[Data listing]
===============

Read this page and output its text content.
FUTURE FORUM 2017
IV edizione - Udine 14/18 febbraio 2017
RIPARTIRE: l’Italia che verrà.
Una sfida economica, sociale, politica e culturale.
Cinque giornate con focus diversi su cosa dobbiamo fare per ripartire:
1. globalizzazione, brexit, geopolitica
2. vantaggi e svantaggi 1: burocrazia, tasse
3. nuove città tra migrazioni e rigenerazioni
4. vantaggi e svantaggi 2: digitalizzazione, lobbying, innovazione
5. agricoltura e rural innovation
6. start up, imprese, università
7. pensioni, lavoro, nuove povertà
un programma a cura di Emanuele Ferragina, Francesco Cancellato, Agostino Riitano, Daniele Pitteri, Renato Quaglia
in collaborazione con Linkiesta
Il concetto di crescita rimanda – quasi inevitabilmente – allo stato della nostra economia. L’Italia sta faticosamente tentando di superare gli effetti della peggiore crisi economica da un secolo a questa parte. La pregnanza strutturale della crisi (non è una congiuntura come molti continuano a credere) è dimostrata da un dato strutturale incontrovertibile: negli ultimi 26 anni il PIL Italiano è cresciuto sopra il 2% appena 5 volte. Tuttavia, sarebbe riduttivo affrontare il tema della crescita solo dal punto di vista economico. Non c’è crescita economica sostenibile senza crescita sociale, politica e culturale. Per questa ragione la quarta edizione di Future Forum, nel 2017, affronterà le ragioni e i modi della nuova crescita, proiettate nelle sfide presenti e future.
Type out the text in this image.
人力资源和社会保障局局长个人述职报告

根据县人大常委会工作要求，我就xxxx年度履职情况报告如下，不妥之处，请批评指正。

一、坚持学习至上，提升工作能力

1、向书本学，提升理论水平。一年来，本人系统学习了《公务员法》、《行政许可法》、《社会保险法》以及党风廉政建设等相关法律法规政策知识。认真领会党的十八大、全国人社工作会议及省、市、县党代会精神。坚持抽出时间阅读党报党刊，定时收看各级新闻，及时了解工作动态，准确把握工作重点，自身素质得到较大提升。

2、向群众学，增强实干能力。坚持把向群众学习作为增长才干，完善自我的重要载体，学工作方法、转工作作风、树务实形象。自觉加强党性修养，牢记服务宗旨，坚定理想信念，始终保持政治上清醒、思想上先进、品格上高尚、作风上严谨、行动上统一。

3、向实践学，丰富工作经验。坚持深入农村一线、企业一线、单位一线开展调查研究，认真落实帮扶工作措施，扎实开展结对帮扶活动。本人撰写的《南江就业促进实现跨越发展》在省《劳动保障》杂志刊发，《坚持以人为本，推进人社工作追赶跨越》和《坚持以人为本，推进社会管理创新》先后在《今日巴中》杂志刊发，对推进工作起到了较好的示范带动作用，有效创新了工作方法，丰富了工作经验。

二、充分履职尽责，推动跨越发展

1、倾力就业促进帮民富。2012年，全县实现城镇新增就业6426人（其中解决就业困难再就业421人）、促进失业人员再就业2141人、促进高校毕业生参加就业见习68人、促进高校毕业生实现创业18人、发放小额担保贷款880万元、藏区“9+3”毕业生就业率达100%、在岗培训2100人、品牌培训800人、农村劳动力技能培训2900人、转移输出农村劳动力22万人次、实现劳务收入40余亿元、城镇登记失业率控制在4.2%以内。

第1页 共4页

===============

■ TO BE DONE: Work out the count of lines containing the word "this", then write only that count.

■ RESPONSE: 2